### PAGE TEXT
Discover more from Susan Wolf
how often is starting again the only option or the best option?
start again should be my artist statement. It sums up my practice more accurately than this version crafted by chatbot:
“My work is an exploration of the interplay between memory, identity, and the natural world. As a 65 year old woman, I draw on a lifetime of experiences and observations to create pieces that are both personal and universal. Using a variety of media including printmaking, mixed media, and collage, I experiment with form and texture to capture the complexity of our inner lives and the world around us. My process in intuitive and often involves a mix of planning and spontaneity, with each piece revealing itself in unexpected ways. Ultimately, my goal is to create work that encourages the viewer to pause and reflect, to connect with their own memories and emotions, and to find beauty and meaning in the everyday.”
While doing the work myself I move in and out of the weeds:
Susan Wolf is an interdisciplinary visual and performing artist working primarily as an experimental printmaker. She is always simultaneously learning and unlearning, exploring the identity and materiality of everyday objects. Arranging and recontextualizing materials at hand, making fragile poetic assemblages, or taking apart and repurposing fiber to paint, dye and stitch to recreate tactile narratives that trouble their way through potential heightened interspecies connections. A lifelong practice of still and moving self portraiture narrates her internal world and questions concerning her impact and place in a body of site-specific performative work.

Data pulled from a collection
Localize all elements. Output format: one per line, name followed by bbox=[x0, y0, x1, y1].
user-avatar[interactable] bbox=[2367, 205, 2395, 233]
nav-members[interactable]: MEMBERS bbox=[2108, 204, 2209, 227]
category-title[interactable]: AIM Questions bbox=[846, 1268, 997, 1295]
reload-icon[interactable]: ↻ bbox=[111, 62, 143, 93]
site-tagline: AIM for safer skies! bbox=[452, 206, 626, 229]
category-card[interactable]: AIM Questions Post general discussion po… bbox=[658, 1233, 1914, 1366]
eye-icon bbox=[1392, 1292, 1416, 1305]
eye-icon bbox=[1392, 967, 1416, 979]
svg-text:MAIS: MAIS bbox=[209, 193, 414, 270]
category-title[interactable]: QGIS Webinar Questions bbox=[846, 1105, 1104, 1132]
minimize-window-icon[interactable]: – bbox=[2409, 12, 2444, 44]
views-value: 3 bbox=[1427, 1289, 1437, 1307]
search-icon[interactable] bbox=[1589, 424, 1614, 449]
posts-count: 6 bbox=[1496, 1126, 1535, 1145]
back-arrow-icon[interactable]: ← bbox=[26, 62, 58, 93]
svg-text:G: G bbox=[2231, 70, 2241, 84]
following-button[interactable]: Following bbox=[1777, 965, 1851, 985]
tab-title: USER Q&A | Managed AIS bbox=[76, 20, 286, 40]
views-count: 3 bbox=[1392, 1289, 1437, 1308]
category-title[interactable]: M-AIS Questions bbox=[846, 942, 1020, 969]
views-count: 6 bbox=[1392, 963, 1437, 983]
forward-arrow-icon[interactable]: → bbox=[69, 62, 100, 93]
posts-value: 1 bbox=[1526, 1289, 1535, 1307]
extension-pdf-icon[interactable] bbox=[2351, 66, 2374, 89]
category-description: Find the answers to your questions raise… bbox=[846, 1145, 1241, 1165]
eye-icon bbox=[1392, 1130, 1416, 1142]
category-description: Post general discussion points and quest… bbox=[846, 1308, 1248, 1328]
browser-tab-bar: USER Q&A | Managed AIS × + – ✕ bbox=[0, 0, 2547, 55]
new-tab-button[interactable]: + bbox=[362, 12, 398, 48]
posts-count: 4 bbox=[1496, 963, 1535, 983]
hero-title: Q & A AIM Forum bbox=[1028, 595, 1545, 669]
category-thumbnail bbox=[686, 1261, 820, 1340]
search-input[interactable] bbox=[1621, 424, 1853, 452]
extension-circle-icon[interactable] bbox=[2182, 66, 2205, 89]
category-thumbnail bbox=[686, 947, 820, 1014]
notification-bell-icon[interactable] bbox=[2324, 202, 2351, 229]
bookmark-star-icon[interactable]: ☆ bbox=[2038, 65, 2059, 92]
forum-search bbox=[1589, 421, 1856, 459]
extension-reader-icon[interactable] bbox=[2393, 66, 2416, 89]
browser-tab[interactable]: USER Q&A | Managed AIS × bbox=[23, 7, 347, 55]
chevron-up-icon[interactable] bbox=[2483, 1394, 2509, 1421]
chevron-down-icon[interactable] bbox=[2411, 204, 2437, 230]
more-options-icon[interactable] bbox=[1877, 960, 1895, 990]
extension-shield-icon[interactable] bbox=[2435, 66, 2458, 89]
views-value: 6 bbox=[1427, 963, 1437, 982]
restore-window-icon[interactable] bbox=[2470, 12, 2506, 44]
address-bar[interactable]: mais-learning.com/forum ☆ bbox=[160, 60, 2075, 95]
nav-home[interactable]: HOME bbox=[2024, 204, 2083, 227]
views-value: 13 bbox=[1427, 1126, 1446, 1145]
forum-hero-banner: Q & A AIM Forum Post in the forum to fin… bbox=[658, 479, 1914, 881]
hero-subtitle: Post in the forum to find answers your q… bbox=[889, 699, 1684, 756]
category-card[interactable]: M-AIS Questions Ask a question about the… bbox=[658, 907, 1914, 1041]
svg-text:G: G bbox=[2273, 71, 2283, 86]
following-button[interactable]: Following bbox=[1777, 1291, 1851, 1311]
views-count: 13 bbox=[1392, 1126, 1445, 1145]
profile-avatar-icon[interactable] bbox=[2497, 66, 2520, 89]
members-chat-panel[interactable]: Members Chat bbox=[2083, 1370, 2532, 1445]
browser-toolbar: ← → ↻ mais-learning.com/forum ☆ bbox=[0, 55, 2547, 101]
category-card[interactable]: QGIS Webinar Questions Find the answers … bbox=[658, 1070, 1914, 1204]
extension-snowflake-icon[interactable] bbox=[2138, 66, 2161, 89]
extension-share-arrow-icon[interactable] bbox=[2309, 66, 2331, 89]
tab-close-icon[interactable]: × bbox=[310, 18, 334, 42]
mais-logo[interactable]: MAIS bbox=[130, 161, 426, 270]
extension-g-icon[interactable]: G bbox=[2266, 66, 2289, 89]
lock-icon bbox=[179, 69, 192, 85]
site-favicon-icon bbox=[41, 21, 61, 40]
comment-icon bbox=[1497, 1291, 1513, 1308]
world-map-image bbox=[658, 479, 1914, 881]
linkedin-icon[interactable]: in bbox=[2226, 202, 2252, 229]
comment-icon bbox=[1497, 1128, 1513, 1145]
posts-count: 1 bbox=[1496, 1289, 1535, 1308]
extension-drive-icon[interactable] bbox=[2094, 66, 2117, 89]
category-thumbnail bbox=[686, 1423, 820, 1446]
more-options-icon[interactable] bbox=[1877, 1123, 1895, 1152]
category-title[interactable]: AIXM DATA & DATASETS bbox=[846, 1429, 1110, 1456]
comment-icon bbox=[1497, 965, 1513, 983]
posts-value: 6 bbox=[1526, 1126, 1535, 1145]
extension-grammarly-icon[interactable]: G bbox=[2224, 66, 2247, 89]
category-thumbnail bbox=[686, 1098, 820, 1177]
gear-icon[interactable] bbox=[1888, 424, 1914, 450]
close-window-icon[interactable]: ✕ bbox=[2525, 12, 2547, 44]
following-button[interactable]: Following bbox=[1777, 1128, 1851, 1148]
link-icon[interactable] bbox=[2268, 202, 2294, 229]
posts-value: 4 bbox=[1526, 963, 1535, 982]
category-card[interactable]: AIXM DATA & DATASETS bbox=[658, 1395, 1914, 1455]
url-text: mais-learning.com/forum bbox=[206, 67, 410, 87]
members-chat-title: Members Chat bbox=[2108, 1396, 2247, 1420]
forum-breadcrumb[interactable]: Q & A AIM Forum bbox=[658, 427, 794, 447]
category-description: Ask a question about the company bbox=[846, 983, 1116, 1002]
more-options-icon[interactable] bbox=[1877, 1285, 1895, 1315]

### ABOUT THIS TASK
Reproduce word for word the part of the Susan Wolf page starting with "While doing the" and going on through "site-specific performative work.". Rely only on the Susan Wolf page, not on the data.

### SOLUTION FOR THIS EXERCISE
While doing the work myself I move in and out of the weeds:
Susan Wolf is an interdisciplinary visual and performing artist working primarily as an experimental printmaker. She is always simultaneously learning and unlearning, exploring the identity and materiality of everyday objects. Arranging and recontextualizing materials at hand, making fragile poetic assemblages, or taking apart and repurposing fiber to paint, dye and stitch to recreate tactile narratives that trouble their way through potential heightened interspecies connections. A lifelong practice of still and moving self portraiture narrates her internal world and questions concerning her impact and place in a body of site-specific performative work.